Direction: Below are some records. Copy every line in them that holds "name".

Listing:
......
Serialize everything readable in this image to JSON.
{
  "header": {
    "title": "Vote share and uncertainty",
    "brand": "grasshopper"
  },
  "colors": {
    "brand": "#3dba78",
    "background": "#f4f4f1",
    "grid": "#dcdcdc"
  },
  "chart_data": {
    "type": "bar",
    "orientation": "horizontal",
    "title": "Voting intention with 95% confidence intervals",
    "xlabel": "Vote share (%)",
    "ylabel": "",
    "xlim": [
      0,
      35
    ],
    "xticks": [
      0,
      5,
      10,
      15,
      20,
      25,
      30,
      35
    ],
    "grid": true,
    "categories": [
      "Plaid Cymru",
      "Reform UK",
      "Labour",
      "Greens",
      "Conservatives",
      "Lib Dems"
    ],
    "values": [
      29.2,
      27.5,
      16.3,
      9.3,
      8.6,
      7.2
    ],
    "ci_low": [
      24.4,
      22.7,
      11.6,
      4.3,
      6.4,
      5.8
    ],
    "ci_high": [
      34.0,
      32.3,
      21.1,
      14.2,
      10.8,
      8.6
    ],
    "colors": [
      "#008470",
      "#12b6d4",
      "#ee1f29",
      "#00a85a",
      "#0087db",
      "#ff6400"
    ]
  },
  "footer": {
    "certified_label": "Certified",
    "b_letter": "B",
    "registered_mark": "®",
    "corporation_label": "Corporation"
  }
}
......
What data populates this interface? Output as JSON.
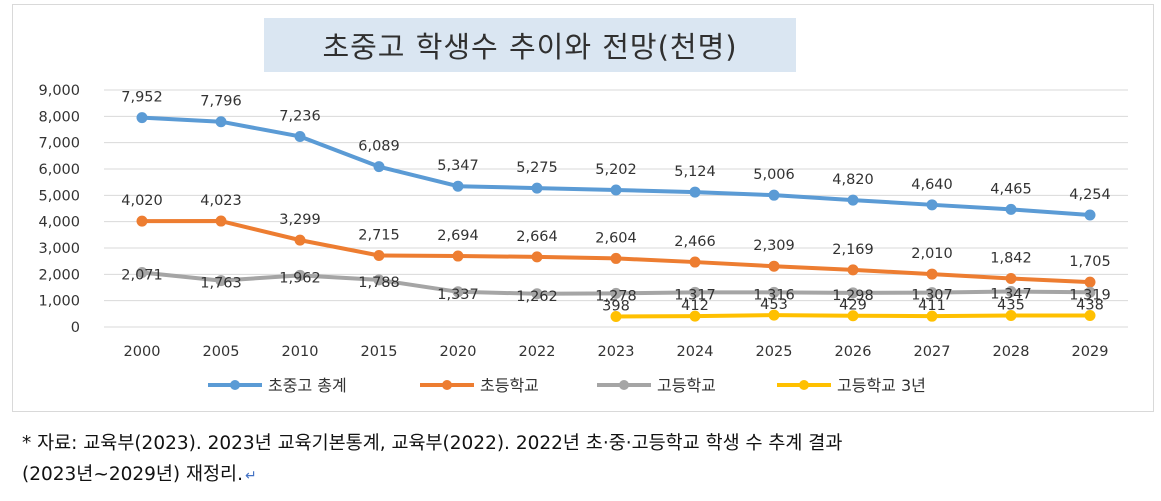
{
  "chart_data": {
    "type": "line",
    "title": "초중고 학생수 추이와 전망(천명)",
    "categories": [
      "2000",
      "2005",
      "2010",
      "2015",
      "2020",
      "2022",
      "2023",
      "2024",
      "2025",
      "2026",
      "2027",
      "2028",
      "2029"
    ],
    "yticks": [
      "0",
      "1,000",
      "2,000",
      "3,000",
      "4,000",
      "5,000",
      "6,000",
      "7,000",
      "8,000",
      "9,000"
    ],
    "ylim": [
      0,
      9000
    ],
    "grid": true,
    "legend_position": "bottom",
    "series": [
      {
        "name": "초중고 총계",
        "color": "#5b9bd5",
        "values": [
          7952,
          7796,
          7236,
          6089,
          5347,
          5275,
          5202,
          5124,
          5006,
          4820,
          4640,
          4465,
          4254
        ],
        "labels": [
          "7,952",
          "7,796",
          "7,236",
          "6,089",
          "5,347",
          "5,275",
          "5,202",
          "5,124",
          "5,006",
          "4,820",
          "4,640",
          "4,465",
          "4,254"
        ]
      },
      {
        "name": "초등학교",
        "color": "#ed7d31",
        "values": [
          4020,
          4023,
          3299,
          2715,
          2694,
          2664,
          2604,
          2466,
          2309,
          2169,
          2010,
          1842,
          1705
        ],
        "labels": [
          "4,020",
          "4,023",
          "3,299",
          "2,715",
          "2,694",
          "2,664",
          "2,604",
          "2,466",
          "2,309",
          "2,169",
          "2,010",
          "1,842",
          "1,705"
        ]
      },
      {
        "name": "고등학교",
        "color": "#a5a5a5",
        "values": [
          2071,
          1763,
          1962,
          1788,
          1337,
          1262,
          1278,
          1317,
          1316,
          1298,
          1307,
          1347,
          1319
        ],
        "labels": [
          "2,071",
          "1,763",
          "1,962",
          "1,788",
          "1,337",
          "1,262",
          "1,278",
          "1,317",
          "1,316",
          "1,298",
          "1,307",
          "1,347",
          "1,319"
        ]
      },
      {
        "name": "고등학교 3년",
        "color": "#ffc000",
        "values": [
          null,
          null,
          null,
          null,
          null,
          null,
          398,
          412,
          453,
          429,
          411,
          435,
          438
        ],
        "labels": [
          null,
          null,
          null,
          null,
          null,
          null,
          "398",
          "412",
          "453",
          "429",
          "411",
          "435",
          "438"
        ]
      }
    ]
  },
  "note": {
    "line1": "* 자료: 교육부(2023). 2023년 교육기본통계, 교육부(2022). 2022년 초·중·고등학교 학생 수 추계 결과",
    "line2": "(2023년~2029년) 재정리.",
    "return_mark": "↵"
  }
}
......
Exercise solution:
        "name": "초중고 총계",
        "name": "초등학교",
        "name": "고등학교",
        "name": "고등학교 3년",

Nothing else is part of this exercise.